WORK TO BE COMPLETED => Every line holding the string "Bulk" should be gathered.

Stored entries =>
=======
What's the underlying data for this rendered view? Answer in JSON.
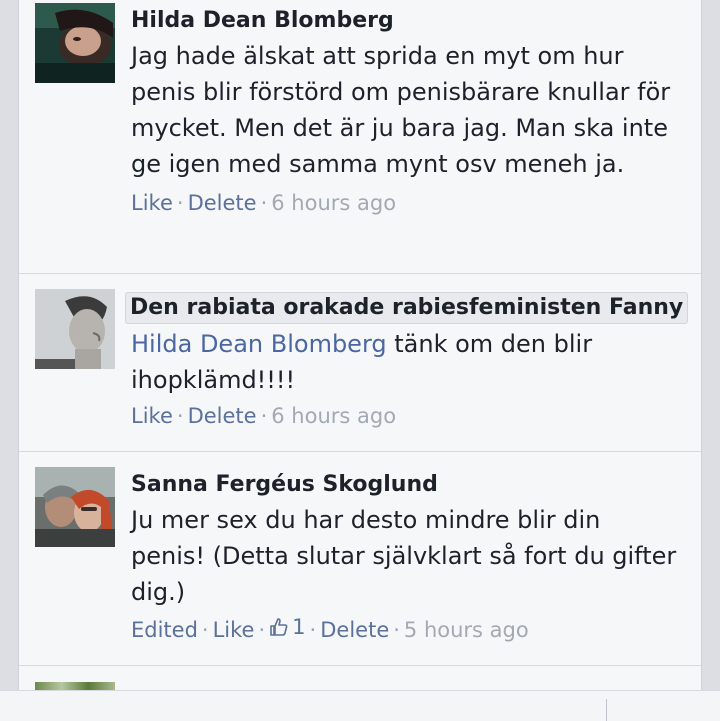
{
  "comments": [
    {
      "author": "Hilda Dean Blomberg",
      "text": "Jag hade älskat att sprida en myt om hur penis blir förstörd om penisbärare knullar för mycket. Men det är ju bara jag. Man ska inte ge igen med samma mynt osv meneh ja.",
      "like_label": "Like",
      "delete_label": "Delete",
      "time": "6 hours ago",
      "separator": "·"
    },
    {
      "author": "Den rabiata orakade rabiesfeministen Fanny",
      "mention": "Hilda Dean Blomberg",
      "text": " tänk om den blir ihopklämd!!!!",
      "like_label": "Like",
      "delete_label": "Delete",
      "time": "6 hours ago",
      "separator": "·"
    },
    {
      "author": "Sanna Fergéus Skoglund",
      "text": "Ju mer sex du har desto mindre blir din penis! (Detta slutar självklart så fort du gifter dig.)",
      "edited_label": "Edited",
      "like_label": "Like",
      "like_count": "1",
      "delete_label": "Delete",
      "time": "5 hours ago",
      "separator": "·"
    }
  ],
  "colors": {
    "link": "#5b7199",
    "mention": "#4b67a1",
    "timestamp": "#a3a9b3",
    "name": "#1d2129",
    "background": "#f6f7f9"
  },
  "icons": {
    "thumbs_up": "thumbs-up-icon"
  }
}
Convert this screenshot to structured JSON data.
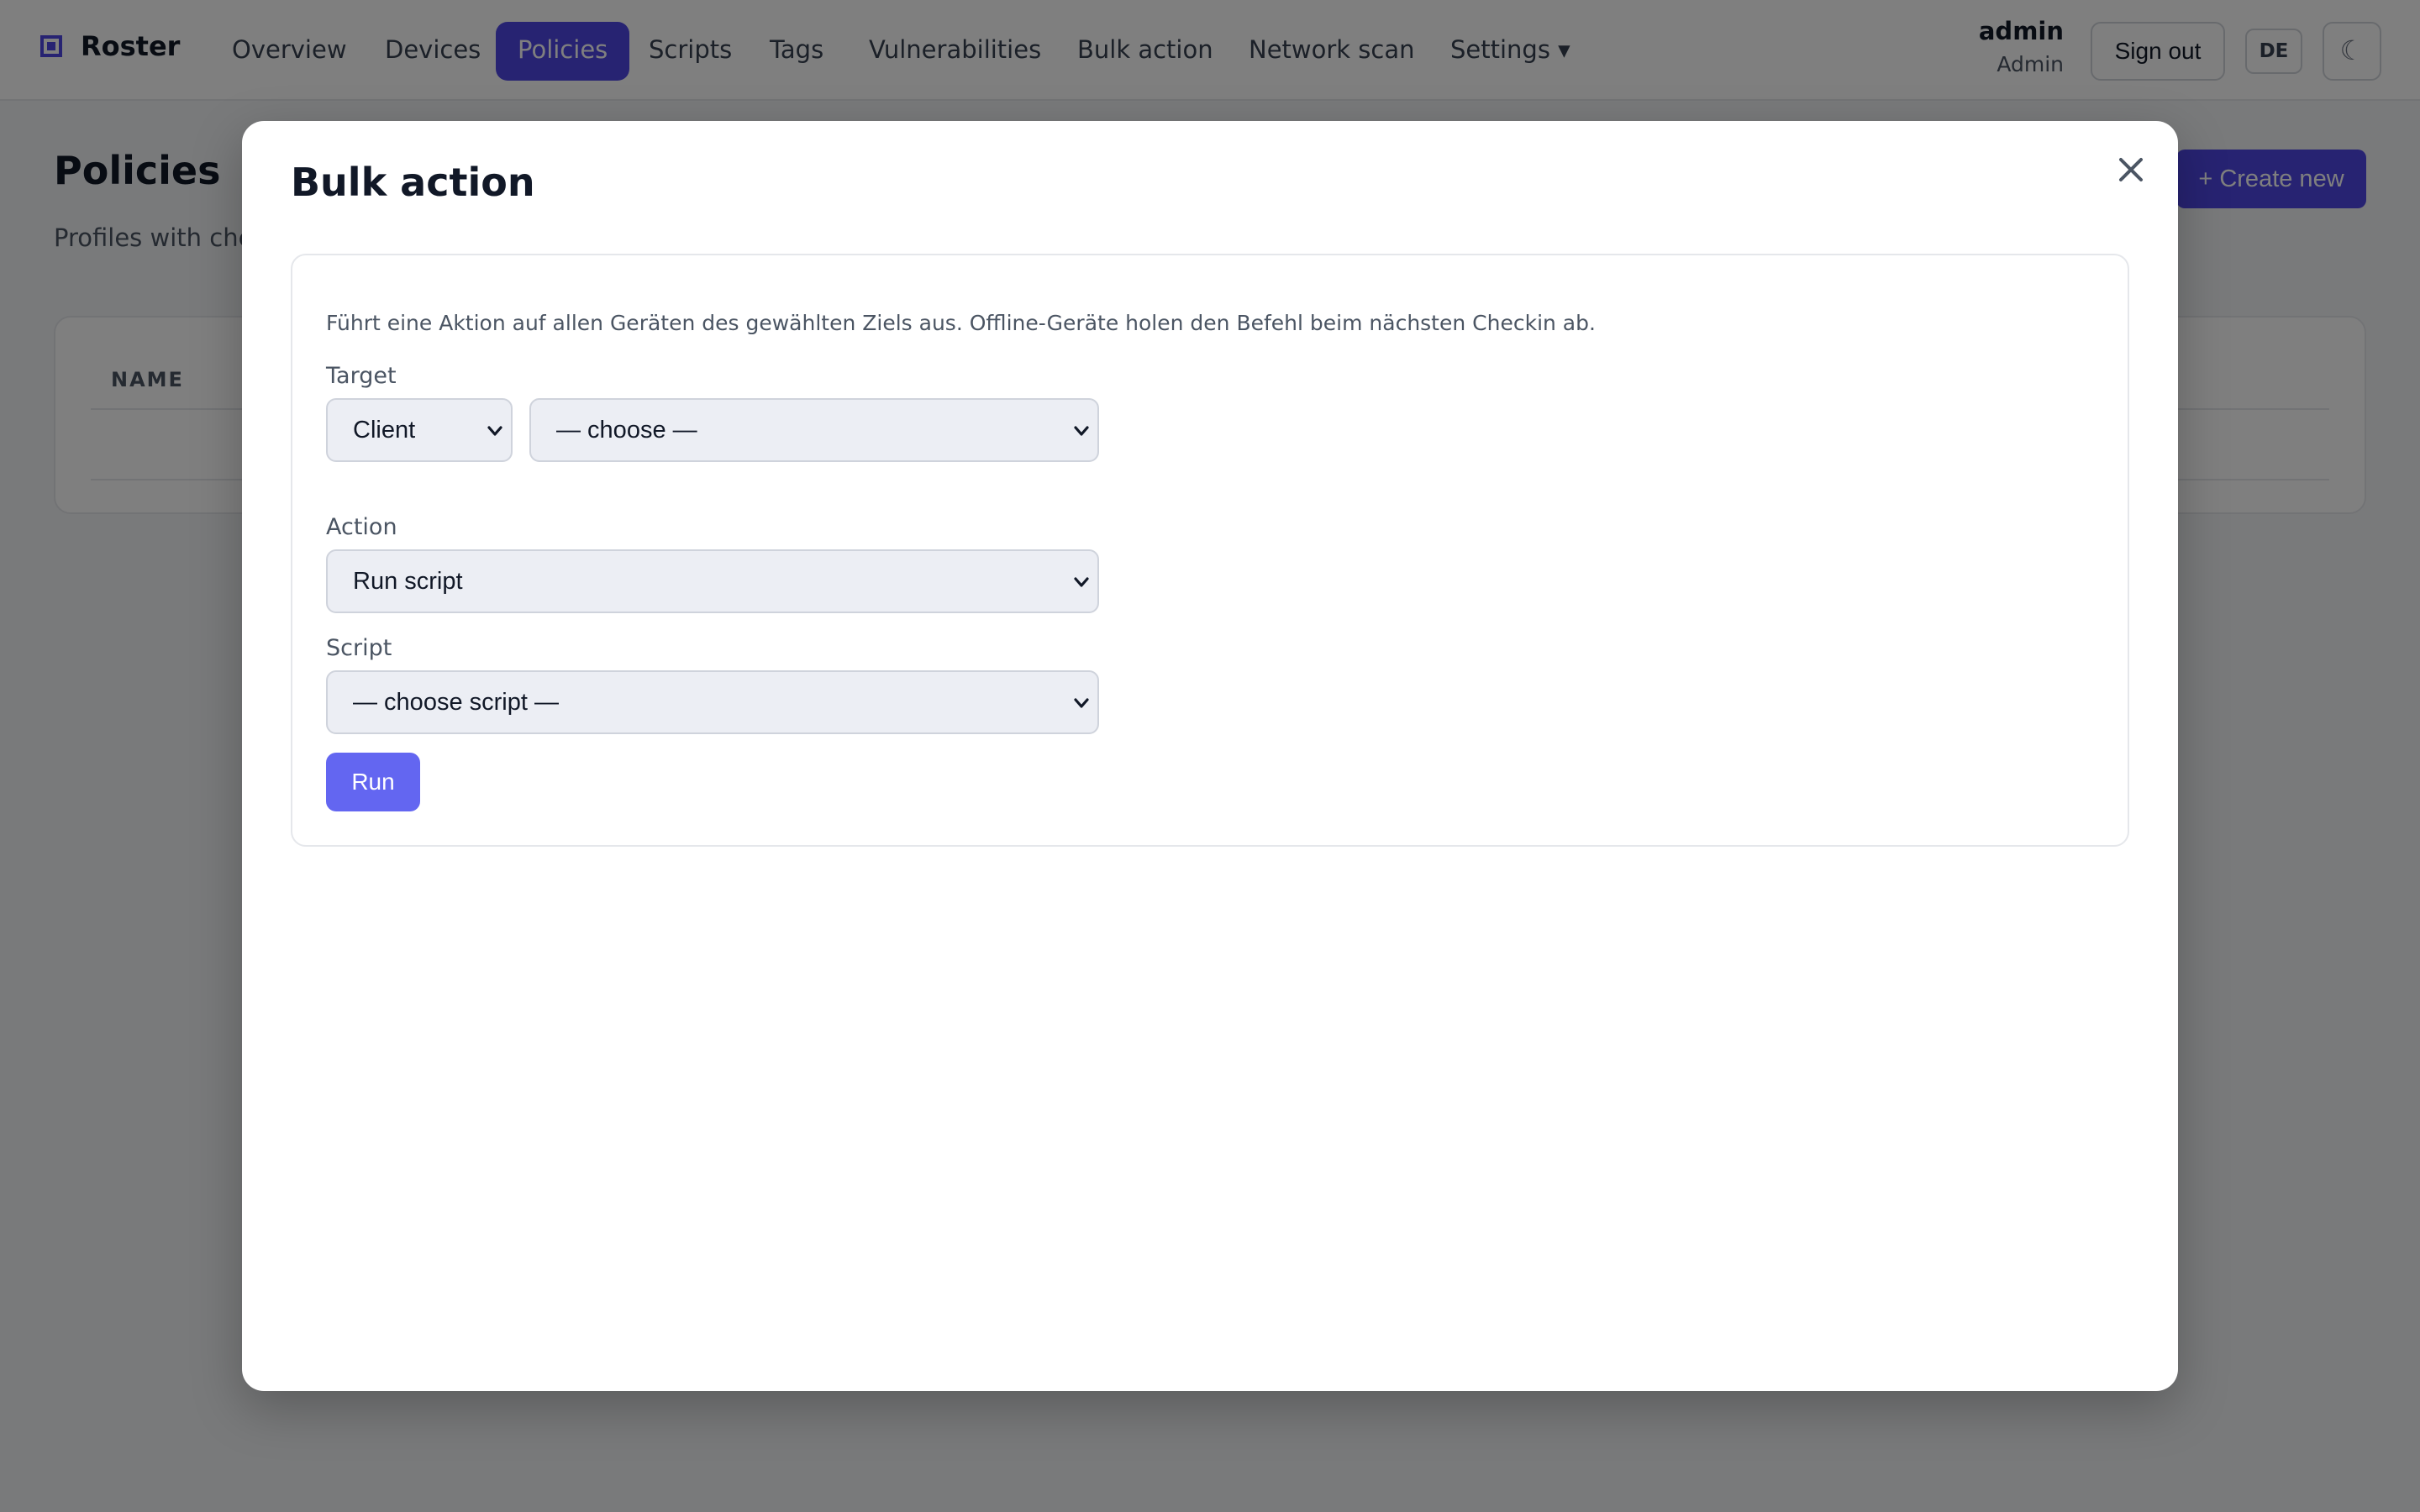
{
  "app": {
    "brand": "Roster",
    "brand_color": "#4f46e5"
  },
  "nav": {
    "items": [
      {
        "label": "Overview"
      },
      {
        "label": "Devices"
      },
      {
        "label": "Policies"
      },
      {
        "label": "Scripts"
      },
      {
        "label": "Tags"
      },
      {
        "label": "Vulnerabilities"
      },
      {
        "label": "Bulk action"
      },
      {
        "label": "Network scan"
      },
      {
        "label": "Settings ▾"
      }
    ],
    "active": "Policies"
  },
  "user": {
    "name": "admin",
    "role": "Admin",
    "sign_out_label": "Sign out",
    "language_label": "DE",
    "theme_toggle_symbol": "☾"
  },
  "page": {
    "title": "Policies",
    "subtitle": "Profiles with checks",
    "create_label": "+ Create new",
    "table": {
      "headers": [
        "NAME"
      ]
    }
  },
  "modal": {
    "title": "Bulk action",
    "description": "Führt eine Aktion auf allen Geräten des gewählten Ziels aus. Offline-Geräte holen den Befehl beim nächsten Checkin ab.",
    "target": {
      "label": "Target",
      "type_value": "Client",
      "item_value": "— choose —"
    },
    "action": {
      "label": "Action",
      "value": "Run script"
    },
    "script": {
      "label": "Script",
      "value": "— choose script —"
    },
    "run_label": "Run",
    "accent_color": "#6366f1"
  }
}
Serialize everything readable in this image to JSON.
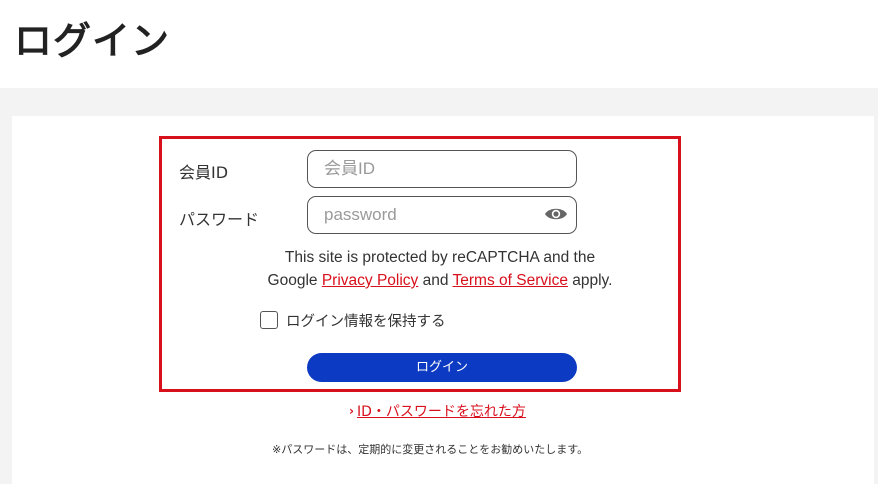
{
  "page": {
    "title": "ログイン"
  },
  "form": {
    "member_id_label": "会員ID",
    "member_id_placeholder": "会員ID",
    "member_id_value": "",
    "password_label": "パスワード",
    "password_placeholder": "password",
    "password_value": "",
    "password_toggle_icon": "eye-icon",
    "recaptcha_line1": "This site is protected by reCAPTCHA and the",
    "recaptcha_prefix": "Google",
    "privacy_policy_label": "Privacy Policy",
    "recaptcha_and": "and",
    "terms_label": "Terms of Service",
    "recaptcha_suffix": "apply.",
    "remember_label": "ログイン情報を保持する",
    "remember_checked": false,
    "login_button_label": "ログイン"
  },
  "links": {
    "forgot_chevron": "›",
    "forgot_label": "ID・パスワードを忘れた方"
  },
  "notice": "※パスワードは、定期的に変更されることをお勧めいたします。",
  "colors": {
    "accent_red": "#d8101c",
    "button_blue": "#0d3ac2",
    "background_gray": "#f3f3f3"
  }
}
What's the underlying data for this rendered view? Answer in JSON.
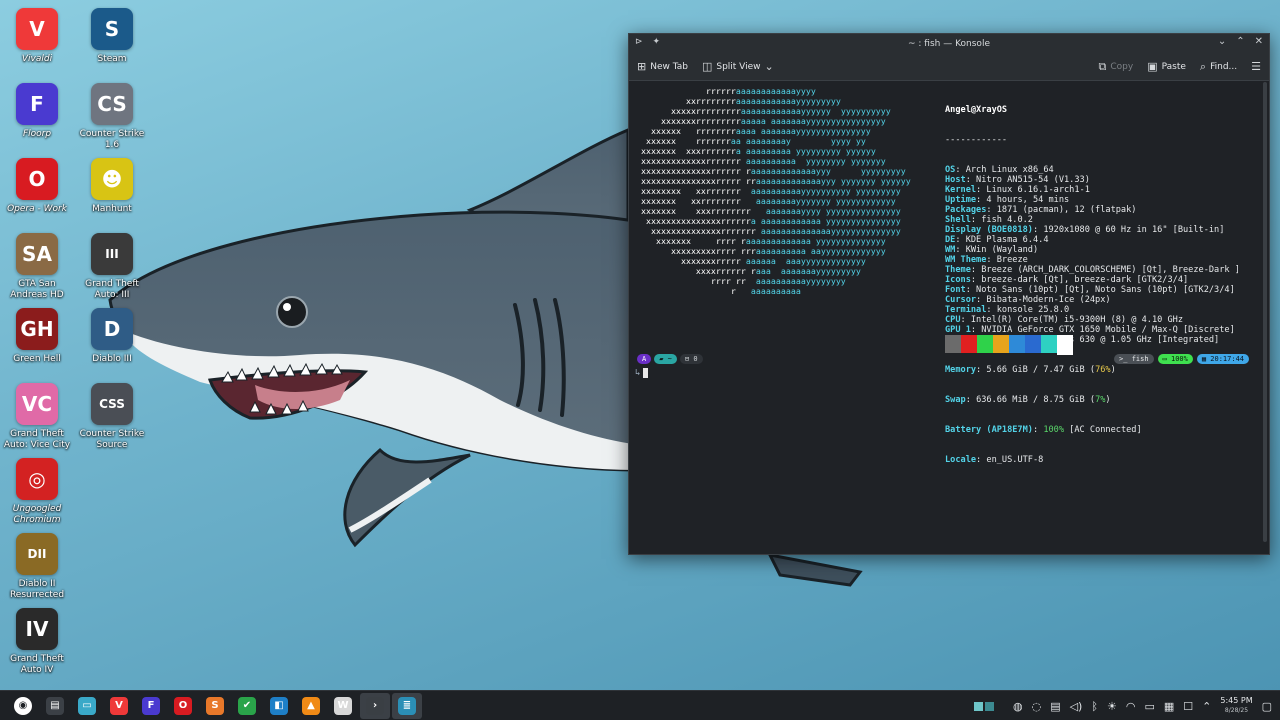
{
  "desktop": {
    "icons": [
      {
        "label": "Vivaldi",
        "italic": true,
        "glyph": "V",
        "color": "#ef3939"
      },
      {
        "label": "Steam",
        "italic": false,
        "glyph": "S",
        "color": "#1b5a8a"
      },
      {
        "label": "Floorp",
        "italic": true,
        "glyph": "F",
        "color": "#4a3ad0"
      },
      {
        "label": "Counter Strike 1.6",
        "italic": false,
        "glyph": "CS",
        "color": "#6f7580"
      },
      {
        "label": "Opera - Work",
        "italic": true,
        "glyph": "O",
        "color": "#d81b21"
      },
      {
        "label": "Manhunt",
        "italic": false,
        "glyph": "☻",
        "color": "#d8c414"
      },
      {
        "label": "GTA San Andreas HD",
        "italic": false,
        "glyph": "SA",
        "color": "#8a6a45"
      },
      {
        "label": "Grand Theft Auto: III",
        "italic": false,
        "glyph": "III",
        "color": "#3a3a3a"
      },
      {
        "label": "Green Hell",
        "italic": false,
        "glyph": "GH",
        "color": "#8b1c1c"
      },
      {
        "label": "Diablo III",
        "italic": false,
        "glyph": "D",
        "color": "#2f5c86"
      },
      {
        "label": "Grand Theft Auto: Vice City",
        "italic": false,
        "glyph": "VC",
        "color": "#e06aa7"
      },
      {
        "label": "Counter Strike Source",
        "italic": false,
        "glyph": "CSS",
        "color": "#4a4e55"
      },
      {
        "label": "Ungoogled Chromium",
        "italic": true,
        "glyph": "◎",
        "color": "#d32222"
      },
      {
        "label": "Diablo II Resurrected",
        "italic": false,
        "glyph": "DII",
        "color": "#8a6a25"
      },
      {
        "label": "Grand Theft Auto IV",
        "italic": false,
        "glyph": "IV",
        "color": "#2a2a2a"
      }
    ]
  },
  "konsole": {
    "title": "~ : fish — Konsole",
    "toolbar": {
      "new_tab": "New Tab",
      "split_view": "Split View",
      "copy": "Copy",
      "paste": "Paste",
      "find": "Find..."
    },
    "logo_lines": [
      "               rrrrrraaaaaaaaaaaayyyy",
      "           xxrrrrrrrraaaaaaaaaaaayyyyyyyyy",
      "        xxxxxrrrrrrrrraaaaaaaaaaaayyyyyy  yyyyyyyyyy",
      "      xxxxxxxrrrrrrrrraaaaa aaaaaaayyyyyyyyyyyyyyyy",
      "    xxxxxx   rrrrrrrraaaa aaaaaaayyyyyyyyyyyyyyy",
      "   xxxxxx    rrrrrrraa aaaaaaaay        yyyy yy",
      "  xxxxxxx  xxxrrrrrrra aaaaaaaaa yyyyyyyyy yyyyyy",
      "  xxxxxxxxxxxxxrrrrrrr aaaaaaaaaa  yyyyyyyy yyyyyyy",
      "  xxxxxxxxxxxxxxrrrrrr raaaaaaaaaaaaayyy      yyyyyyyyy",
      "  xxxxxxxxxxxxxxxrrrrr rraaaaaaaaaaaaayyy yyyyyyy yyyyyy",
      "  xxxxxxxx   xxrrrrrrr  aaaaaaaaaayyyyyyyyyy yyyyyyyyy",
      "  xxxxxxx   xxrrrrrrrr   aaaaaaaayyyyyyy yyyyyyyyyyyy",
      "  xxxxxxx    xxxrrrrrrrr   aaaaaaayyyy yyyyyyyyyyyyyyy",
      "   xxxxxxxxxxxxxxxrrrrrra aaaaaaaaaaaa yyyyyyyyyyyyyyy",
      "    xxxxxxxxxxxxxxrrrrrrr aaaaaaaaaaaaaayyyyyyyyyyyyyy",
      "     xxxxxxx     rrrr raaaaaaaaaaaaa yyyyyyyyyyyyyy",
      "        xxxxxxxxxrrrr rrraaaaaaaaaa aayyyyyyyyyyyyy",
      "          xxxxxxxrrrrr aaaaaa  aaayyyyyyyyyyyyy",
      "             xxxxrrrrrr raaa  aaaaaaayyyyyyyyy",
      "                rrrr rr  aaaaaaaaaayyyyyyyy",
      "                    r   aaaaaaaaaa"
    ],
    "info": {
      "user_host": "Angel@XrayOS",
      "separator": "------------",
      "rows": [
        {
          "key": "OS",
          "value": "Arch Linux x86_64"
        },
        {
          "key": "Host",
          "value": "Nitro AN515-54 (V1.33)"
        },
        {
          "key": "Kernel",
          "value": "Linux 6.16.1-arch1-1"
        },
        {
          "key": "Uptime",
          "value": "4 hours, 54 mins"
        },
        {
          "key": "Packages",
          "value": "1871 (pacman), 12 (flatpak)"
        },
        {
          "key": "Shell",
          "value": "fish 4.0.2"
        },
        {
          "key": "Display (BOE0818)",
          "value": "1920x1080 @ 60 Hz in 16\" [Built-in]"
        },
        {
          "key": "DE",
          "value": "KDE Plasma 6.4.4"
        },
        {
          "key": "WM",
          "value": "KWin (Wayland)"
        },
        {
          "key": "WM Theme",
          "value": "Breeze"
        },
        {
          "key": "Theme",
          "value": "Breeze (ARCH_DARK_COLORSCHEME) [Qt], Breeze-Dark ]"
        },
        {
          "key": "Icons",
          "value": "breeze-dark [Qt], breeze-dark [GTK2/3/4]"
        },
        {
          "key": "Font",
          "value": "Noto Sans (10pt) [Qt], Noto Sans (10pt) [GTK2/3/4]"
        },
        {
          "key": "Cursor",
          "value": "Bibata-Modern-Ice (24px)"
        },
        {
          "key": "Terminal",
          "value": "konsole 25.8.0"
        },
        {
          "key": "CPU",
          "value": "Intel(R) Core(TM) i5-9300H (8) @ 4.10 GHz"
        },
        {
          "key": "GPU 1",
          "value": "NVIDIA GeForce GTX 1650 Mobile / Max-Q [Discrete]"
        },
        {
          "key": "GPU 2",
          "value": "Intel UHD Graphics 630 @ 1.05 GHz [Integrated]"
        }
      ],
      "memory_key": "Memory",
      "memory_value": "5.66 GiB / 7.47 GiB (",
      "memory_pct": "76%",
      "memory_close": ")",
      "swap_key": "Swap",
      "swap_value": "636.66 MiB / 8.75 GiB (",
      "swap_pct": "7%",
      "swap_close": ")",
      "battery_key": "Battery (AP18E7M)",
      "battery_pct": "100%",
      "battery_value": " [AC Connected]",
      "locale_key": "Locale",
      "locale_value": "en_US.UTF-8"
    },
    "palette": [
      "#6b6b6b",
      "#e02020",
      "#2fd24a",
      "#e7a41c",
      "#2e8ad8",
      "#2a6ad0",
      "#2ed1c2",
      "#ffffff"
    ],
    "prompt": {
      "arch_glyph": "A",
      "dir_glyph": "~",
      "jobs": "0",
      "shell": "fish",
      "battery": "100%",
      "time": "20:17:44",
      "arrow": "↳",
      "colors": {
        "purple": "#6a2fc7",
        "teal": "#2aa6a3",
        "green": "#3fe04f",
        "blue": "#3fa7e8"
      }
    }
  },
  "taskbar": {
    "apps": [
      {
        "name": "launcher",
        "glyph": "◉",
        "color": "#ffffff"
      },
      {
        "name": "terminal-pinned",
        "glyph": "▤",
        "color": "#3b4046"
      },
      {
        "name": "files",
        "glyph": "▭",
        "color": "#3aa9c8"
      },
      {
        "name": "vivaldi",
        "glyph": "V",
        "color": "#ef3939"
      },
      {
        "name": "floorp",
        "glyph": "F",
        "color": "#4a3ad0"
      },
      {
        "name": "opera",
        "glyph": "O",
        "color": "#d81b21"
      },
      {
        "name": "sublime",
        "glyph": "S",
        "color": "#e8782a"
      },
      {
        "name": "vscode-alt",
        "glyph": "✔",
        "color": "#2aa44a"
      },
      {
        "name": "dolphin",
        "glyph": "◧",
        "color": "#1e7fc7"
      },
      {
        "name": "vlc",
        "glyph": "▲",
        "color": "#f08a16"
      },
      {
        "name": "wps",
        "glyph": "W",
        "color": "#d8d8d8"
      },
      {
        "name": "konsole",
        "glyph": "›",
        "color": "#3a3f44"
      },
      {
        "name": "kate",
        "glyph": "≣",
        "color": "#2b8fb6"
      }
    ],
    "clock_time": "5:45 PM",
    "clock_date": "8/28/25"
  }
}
=======
SOLUTION =>
        "label": "Bulk action"
    "title": "Bulk action",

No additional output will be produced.